* **Extracts from a graphics dataset**

— begin —

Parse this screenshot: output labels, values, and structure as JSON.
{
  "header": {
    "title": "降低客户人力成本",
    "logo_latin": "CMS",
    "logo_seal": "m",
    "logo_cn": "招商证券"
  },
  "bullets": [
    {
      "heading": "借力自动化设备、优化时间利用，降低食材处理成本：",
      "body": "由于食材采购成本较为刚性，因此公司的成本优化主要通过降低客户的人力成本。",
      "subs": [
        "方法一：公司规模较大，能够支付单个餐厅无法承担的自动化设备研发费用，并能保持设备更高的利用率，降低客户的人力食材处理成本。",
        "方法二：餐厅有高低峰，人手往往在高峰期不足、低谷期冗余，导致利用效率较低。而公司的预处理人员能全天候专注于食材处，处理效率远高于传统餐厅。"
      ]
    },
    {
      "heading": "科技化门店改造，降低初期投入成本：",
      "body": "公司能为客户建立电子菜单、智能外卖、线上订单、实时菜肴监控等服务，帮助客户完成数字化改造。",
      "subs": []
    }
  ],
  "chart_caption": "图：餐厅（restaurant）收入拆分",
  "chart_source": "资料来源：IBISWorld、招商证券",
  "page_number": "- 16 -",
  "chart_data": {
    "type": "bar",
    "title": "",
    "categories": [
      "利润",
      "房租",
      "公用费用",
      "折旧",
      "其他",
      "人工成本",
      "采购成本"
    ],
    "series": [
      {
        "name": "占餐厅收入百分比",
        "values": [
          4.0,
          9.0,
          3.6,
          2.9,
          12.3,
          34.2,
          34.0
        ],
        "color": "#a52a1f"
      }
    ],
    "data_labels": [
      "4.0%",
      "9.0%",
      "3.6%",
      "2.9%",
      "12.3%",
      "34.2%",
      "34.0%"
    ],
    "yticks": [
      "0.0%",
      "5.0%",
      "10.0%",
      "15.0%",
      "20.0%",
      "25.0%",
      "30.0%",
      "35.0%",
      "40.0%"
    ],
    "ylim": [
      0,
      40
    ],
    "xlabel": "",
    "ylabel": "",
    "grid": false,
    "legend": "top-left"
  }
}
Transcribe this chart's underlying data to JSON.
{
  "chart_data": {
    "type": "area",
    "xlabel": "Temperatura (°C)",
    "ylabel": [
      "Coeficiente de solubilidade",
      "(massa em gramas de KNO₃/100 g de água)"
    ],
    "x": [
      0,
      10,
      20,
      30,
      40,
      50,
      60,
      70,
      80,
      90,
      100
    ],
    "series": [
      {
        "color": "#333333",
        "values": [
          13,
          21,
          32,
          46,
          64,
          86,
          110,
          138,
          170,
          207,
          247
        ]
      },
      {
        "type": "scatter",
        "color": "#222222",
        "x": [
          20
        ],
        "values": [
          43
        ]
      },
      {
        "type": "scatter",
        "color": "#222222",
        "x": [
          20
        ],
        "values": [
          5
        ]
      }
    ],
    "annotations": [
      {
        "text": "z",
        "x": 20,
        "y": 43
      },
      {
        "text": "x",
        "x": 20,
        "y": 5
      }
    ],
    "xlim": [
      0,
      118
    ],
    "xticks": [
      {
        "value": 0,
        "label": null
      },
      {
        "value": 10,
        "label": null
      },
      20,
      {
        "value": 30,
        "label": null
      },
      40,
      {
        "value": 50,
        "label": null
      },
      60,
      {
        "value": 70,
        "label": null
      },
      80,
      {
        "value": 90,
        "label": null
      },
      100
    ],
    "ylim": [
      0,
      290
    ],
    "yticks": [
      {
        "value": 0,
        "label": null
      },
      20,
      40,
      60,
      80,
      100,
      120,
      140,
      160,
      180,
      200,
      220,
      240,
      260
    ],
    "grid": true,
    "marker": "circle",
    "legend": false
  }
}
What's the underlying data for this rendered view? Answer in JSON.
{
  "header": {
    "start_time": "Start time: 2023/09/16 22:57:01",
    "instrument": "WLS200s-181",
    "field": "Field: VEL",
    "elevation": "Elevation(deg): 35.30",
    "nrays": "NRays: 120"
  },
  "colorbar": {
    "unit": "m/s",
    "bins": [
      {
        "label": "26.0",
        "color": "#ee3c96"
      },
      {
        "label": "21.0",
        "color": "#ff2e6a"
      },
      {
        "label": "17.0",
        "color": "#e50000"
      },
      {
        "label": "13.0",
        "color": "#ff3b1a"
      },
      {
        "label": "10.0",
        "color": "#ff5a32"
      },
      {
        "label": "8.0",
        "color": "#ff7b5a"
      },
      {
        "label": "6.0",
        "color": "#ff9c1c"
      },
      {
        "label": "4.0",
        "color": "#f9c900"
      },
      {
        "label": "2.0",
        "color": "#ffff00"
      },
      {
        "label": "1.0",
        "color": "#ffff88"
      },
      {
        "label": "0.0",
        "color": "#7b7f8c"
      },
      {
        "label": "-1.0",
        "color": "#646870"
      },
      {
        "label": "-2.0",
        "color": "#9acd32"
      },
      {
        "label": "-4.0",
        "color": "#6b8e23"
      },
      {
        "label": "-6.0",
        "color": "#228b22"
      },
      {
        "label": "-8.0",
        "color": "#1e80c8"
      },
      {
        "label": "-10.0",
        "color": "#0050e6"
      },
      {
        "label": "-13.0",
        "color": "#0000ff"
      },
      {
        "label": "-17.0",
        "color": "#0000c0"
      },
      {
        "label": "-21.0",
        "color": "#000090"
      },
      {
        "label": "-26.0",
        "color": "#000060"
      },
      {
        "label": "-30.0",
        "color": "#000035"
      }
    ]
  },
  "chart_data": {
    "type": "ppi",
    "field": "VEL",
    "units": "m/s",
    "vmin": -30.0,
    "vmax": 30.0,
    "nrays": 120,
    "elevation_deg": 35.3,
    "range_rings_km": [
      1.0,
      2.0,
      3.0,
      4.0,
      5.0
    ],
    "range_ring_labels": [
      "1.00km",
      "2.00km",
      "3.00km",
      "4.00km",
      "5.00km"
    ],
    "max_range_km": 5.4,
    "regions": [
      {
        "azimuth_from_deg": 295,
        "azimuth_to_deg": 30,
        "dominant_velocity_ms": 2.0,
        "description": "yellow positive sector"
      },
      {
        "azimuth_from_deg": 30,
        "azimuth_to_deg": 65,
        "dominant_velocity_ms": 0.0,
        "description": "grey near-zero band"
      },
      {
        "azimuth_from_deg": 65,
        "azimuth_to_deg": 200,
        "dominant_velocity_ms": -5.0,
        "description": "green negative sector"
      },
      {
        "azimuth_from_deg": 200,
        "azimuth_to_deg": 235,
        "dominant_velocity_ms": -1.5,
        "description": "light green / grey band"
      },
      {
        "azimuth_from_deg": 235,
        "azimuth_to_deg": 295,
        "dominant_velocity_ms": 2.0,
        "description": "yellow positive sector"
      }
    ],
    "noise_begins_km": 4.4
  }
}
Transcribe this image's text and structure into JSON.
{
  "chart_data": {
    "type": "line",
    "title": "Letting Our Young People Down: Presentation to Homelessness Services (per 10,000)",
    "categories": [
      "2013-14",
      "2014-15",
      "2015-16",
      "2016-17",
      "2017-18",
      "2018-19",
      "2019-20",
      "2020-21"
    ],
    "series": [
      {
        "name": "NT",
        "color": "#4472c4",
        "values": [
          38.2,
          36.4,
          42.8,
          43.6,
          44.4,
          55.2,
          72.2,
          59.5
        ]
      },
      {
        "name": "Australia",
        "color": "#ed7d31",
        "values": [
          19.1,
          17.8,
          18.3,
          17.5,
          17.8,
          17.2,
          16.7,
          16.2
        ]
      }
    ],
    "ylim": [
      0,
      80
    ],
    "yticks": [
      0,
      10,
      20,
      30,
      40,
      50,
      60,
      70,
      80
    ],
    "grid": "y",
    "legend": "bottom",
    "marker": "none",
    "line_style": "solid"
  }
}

— end —

* **THE PROBLEM**
Give the data again, exactly as it stands.

* **REPLY TO THE EXERCISE**
Parse this screenshot: output labels, values, and structure as JSON.
{
  "header": {
    "title": "降低客户人力成本",
    "logo_latin": "CMS",
    "logo_seal": "m",
    "logo_cn": "招商证券"
  },
  "bullets": [
    {
      "heading": "借力自动化设备、优化时间利用，降低食材处理成本：",
      "body": "由于食材采购成本较为刚性，因此公司的成本优化主要通过降低客户的人力成本。",
      "subs": [
        "方法一：公司规模较大，能够支付单个餐厅无法承担的自动化设备研发费用，并能保持设备更高的利用率，降低客户的人力食材处理成本。",
        "方法二：餐厅有高低峰，人手往往在高峰期不足、低谷期冗余，导致利用效率较低。而公司的预处理人员能全天候专注于食材处，处理效率远高于传统餐厅。"
      ]
    },
    {
      "heading": "科技化门店改造，降低初期投入成本：",
      "body": "公司能为客户建立电子菜单、智能外卖、线上订单、实时菜肴监控等服务，帮助客户完成数字化改造。",
      "subs": []
    }
  ],
  "chart_caption": "图：餐厅（restaurant）收入拆分",
  "chart_source": "资料来源：IBISWorld、招商证券",
  "page_number": "- 16 -",
  "chart_data": {
    "type": "bar",
    "title": "",
    "categories": [
      "利润",
      "房租",
      "公用费用",
      "折旧",
      "其他",
      "人工成本",
      "采购成本"
    ],
    "series": [
      {
        "name": "占餐厅收入百分比",
        "values": [
          4.0,
          9.0,
          3.6,
          2.9,
          12.3,
          34.2,
          34.0
        ],
        "color": "#a52a1f"
      }
    ],
    "data_labels": [
      "4.0%",
      "9.0%",
      "3.6%",
      "2.9%",
      "12.3%",
      "34.2%",
      "34.0%"
    ],
    "yticks": [
      "0.0%",
      "5.0%",
      "10.0%",
      "15.0%",
      "20.0%",
      "25.0%",
      "30.0%",
      "35.0%",
      "40.0%"
    ],
    "ylim": [
      0,
      40
    ],
    "xlabel": "",
    "ylabel": "",
    "grid": false,
    "legend": "top-left"
  }
}
Transcribe this chart's underlying data to JSON.
{
  "chart_data": {
    "type": "area",
    "xlabel": "Temperatura (°C)",
    "ylabel": [
      "Coeficiente de solubilidade",
      "(massa em gramas de KNO₃/100 g de água)"
    ],
    "x": [
      0,
      10,
      20,
      30,
      40,
      50,
      60,
      70,
      80,
      90,
      100
    ],
    "series": [
      {
        "color": "#333333",
        "values": [
          13,
          21,
          32,
          46,
          64,
          86,
          110,
          138,
          170,
          207,
          247
        ]
      },
      {
        "type": "scatter",
        "color": "#222222",
        "x": [
          20
        ],
        "values": [
          43
        ]
      },
      {
        "type": "scatter",
        "color": "#222222",
        "x": [
          20
        ],
        "values": [
          5
        ]
      }
    ],
    "annotations": [
      {
        "text": "z",
        "x": 20,
        "y": 43
      },
      {
        "text": "x",
        "x": 20,
        "y": 5
      }
    ],
    "xlim": [
      0,
      118
    ],
    "xticks": [
      {
        "value": 0,
        "label": null
      },
      {
        "value": 10,
        "label": null
      },
      20,
      {
        "value": 30,
        "label": null
      },
      40,
      {
        "value": 50,
        "label": null
      },
      60,
      {
        "value": 70,
        "label": null
      },
      80,
      {
        "value": 90,
        "label": null
      },
      100
    ],
    "ylim": [
      0,
      290
    ],
    "yticks": [
      {
        "value": 0,
        "label": null
      },
      20,
      40,
      60,
      80,
      100,
      120,
      140,
      160,
      180,
      200,
      220,
      240,
      260
    ],
    "grid": true,
    "marker": "circle",
    "legend": false
  }
}
What's the underlying data for this rendered view? Answer in JSON.
{
  "header": {
    "start_time": "Start time: 2023/09/16 22:57:01",
    "instrument": "WLS200s-181",
    "field": "Field: VEL",
    "elevation": "Elevation(deg): 35.30",
    "nrays": "NRays: 120"
  },
  "colorbar": {
    "unit": "m/s",
    "bins": [
      {
        "label": "26.0",
        "color": "#ee3c96"
      },
      {
        "label": "21.0",
        "color": "#ff2e6a"
      },
      {
        "label": "17.0",
        "color": "#e50000"
      },
      {
        "label": "13.0",
        "color": "#ff3b1a"
      },
      {
        "label": "10.0",
        "color": "#ff5a32"
      },
      {
        "label": "8.0",
        "color": "#ff7b5a"
      },
      {
        "label": "6.0",
        "color": "#ff9c1c"
      },
      {
        "label": "4.0",
        "color": "#f9c900"
      },
      {
        "label": "2.0",
        "color": "#ffff00"
      },
      {
        "label": "1.0",
        "color": "#ffff88"
      },
      {
        "label": "0.0",
        "color": "#7b7f8c"
      },
      {
        "label": "-1.0",
        "color": "#646870"
      },
      {
        "label": "-2.0",
        "color": "#9acd32"
      },
      {
        "label": "-4.0",
        "color": "#6b8e23"
      },
      {
        "label": "-6.0",
        "color": "#228b22"
      },
      {
        "label": "-8.0",
        "color": "#1e80c8"
      },
      {
        "label": "-10.0",
        "color": "#0050e6"
      },
      {
        "label": "-13.0",
        "color": "#0000ff"
      },
      {
        "label": "-17.0",
        "color": "#0000c0"
      },
      {
        "label": "-21.0",
        "color": "#000090"
      },
      {
        "label": "-26.0",
        "color": "#000060"
      },
      {
        "label": "-30.0",
        "color": "#000035"
      }
    ]
  },
  "chart_data": {
    "type": "ppi",
    "field": "VEL",
    "units": "m/s",
    "vmin": -30.0,
    "vmax": 30.0,
    "nrays": 120,
    "elevation_deg": 35.3,
    "range_rings_km": [
      1.0,
      2.0,
      3.0,
      4.0,
      5.0
    ],
    "range_ring_labels": [
      "1.00km",
      "2.00km",
      "3.00km",
      "4.00km",
      "5.00km"
    ],
    "max_range_km": 5.4,
    "regions": [
      {
        "azimuth_from_deg": 295,
        "azimuth_to_deg": 30,
        "dominant_velocity_ms": 2.0,
        "description": "yellow positive sector"
      },
      {
        "azimuth_from_deg": 30,
        "azimuth_to_deg": 65,
        "dominant_velocity_ms": 0.0,
        "description": "grey near-zero band"
      },
      {
        "azimuth_from_deg": 65,
        "azimuth_to_deg": 200,
        "dominant_velocity_ms": -5.0,
        "description": "green negative sector"
      },
      {
        "azimuth_from_deg": 200,
        "azimuth_to_deg": 235,
        "dominant_velocity_ms": -1.5,
        "description": "light green / grey band"
      },
      {
        "azimuth_from_deg": 235,
        "azimuth_to_deg": 295,
        "dominant_velocity_ms": 2.0,
        "description": "yellow positive sector"
      }
    ],
    "noise_begins_km": 4.4
  }
}
Transcribe this image's text and structure into JSON.
{
  "chart_data": {
    "type": "line",
    "title": "Letting Our Young People Down: Presentation to Homelessness Services (per 10,000)",
    "categories": [
      "2013-14",
      "2014-15",
      "2015-16",
      "2016-17",
      "2017-18",
      "2018-19",
      "2019-20",
      "2020-21"
    ],
    "series": [
      {
        "name": "NT",
        "color": "#4472c4",
        "values": [
          38.2,
          36.4,
          42.8,
          43.6,
          44.4,
          55.2,
          72.2,
          59.5
        ]
      },
      {
        "name": "Australia",
        "color": "#ed7d31",
        "values": [
          19.1,
          17.8,
          18.3,
          17.5,
          17.8,
          17.2,
          16.7,
          16.2
        ]
      }
    ],
    "ylim": [
      0,
      80
    ],
    "yticks": [
      0,
      10,
      20,
      30,
      40,
      50,
      60,
      70,
      80
    ],
    "grid": "y",
    "legend": "bottom",
    "marker": "none",
    "line_style": "solid"
  }
}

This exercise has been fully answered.